→ **Página**:
========================

Organizações criminosas no Pacote Anticrime: crítica à aproximação normativa do tratamento ao crime organizado no Brasil à associação de tipo mafioso italiana

26/04/2019

Coluna Vozes-Mulheres / Coordenadora Paola Dumont

Um dos problemas mais complexos enfrentados pelo Direito Penal é a criminalidade organizada, fenômeno extremamente intricado e difuso. A intensificação das trocas humanas, a redução do espaço tempo e a complexificação das relações negociais humanas proporcionados pela globalização foram acompanhadas de uma sofisticação também dessa forma de crime, que assume um viés transnacional, torna-se mais fluido e mais difícil de ser enfrentado. Diante dessas dificuldades, buscam-se soluções pela constante edição de leis, sem que nenhuma demonstre resultados efetivos.

Nesse sentido, recentemente no Brasil foi proposto o Pacote Anticrime. Entre essas normas, apresenta-se um novo conceito para a criminalidade organizada, propondo-se uma redação muito similar ao tipo italiano das associações de tipo mafioso:

Pacote Anticrime

 

Mudança na Lei nº 12.850/2013:

“Art.1º...........................................................................................................................

§ 1o Considera-se organização criminosa a associação de 4 (quatro) ou mais pessoas estruturalmente ordenada e caracterizada pela divisão de tarefas, ainda que informalmente, e que:

I - tenham objetivo de obter, direta ou indiretamente, vantagem de qualquer natureza, mediante a prática de infrações penais cujas penas máximas sejam superiores a 4 (quatro) anos;

II - sejam de caráter transnacional; ou

III - se valham da violência ou da força de intimidação do vínculo associativo para adquirir, de modo direto ou indireto, o controle sobre a atividade criminal ou sobre a atividade econômica, como o Primeiro Comando da Capital, Comando Vermelho, Família do Norte, Terceiro Comando Puro, Amigo dos Amigos, Milícias, ou outras associações como localmente denominadas.”

Código Penal Italiano

 

Articolo n.416 bis

Associazioni di tipo mafioso anche straniere.

................................................................................

3. L’associzione è di tipo mafioso quando coloro che ne fanno parte si avvalgono della forza di intimidazione del vincolo associativo e della condizione di assoggettamento e di omertà ce ne deriva per commettere delitti, per acquisire in modo diretto o indiretto la gestione o comunque il controllo di attività economiche, di concessioni, di autorizzazzioni, appalti e servizi pubblici o per realizzare profitti o vantaggi ingiusti per sé o per altri ovvero al fine di impedire od ostacolare il libero esercizio del voto o di procurare voti a sé o ad altri in occasione di consultazioni elettorali.

========================

→ **Registros**:

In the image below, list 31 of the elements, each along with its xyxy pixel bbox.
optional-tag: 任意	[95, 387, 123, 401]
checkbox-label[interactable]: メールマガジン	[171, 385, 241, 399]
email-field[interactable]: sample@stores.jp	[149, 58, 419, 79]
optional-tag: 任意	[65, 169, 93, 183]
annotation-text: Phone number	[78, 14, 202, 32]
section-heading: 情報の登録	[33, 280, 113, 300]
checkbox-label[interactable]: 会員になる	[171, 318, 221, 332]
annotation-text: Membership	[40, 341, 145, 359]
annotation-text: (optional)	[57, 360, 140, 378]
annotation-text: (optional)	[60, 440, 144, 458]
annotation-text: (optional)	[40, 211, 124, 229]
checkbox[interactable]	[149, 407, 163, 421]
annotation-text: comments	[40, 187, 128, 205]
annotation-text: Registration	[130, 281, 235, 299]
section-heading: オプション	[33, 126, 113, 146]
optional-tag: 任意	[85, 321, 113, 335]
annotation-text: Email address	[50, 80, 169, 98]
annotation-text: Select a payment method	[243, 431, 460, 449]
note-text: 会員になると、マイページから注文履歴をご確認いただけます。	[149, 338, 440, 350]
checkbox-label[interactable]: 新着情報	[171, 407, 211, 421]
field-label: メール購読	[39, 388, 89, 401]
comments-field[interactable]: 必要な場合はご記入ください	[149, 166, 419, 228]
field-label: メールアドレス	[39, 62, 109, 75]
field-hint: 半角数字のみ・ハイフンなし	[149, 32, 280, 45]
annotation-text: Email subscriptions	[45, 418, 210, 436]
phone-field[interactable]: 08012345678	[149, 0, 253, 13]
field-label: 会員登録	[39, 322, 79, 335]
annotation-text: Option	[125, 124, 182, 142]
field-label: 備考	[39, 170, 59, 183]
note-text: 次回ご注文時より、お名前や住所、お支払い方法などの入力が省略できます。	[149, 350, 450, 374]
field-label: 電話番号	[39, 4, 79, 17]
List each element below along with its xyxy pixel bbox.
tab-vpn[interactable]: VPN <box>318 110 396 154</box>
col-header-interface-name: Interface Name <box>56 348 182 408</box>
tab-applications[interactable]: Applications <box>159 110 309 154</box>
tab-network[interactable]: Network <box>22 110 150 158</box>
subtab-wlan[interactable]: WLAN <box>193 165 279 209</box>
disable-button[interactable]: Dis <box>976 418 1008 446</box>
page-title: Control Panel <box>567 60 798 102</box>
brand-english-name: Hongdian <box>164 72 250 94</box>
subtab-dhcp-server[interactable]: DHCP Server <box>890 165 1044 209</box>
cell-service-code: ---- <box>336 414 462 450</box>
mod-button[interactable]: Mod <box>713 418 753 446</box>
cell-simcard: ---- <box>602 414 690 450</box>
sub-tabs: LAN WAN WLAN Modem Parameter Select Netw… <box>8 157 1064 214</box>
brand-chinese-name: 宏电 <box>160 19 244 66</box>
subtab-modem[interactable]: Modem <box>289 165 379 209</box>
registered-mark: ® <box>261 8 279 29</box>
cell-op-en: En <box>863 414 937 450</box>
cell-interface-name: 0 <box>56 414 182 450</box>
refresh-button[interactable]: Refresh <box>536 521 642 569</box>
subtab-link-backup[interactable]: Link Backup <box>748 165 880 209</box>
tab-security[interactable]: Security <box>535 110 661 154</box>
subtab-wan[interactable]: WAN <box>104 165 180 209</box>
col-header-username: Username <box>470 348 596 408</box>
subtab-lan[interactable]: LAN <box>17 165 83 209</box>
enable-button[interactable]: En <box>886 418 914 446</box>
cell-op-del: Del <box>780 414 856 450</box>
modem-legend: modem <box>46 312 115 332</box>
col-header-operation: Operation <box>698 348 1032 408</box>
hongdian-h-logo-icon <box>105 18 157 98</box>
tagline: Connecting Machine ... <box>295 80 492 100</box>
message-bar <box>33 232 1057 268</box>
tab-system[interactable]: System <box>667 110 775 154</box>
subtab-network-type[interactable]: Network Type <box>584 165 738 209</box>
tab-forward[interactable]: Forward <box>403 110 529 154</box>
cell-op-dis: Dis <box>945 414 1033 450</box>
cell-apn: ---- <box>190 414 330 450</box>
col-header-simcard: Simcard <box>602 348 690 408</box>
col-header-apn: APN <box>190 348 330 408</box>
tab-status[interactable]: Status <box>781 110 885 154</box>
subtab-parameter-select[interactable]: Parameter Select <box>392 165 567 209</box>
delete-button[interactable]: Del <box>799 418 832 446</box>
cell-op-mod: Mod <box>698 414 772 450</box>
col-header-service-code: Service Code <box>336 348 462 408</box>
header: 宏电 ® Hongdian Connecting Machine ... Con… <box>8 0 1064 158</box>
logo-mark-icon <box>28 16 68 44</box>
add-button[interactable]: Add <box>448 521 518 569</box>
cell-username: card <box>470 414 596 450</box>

========================

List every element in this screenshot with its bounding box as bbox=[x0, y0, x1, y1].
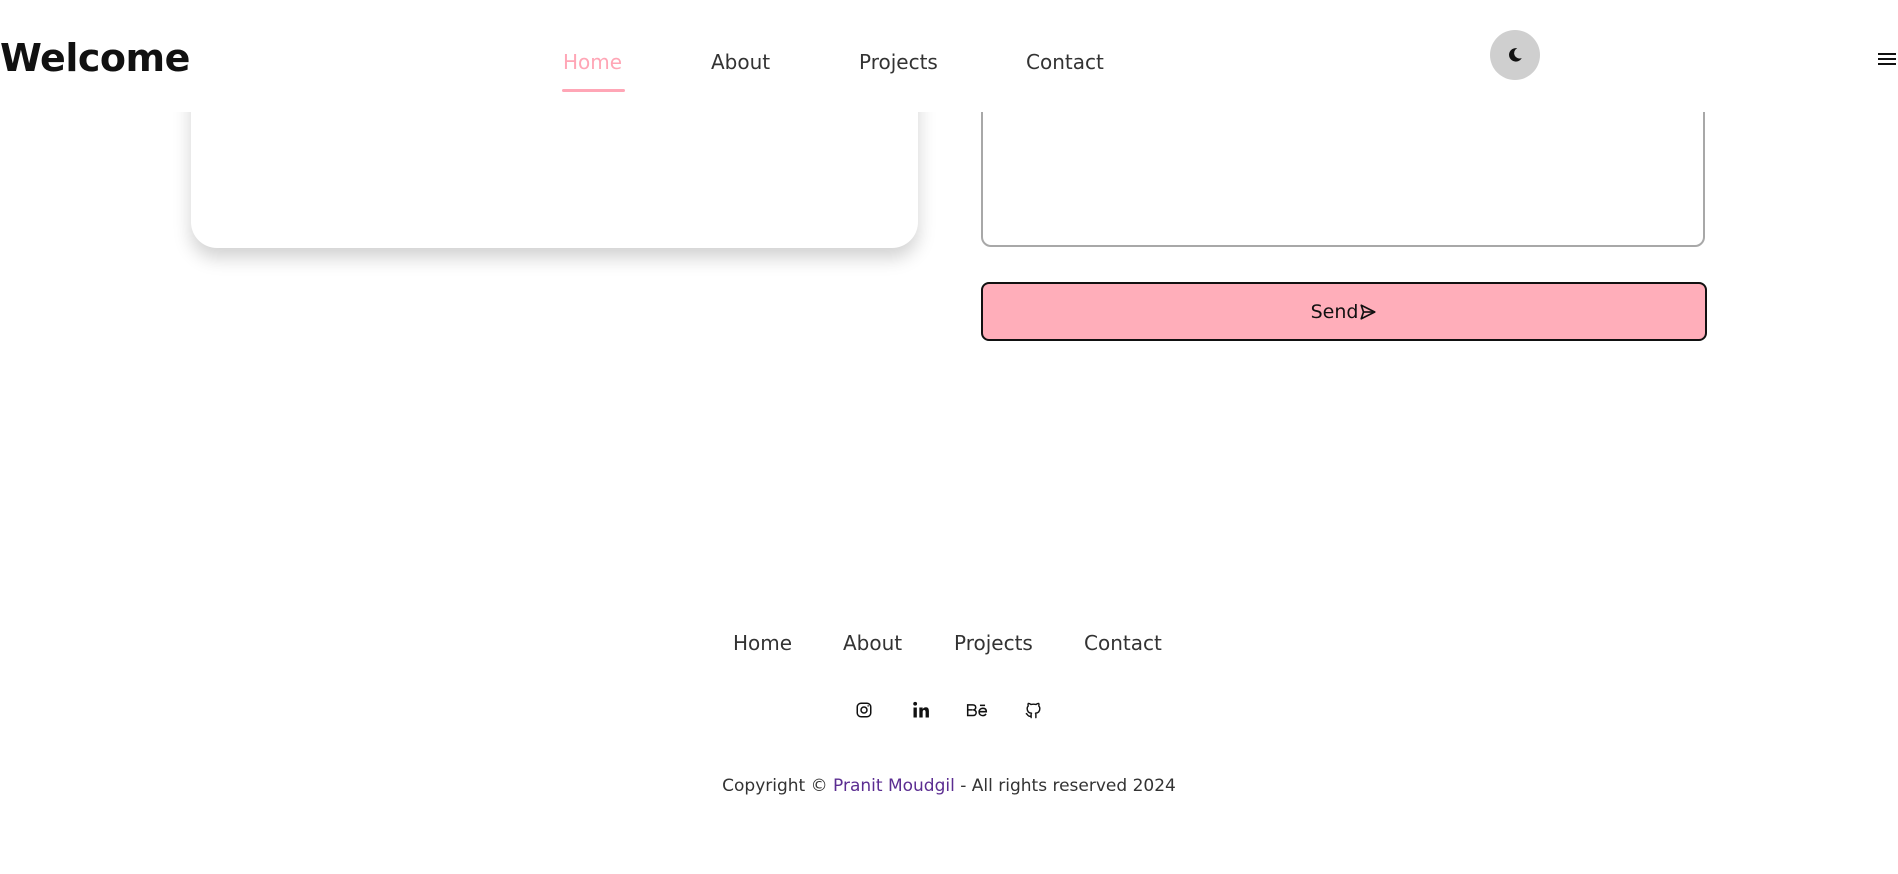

========================

→ **Exercícios propostos**:
1. Responda com base no texto sobre o Pacote Anticrime:
(a) Qual lei o Pacote Anticrime propõe alterar?
(b) Segundo o § 1º proposto, qual é o número mínimo de pessoas de uma organização criminosa?
(c) Qual artigo do Código Penal Italiano é reproduzido?
2. Prossiga com o texto sobre o Pacote Anticrime a partir do ponto em que ele termina.

→ **Respostas finais**:
1.
(a) A Lei nº 12.850/2013.
(b) Quatro pessoas.
(c) O artigo 416 bis.

2.
8. Le disposizioni del presente articolo si applicano anche alla camorra, alla ‘ndrangheta e alle altre associazioni , comunque localmente dominante, anche straniere, che valendisi della forza intimidatrice del vincolo associativo perseguono scopi corrispondenti a quelli delle associazioni di tipo mafioso[1].

 

A opção pelo transplante legal do instituto italiano parece ter seu fundamento inspirador na semelhança que a doutrina brasileira identifica entre as operações Mãos Limpas e Lava Jato. Ambas envolvem relevantes partidos políticos e empresas do país, e crimes econômicos complexos. Os processos dependeram de um forte apoio popular às forças tarefas envolvidas, tanto no caso Lava Jato como em relação aos procuradores italianos. Parece, portanto, ser este o elemento de aproximação entre os ordenamentos que enseja a proposta[2]. Contudo, embora as operações, especialmente em seus aspectos processuais, possam se assemelhar, o transplante legal do tipo da associação de tipo mafioso parece ser um salto inadequado e apressado para a resolução de problemas do sistema brasileiro, que desconsidera particularidades históricas, sociológicas e culturais entre os países[3].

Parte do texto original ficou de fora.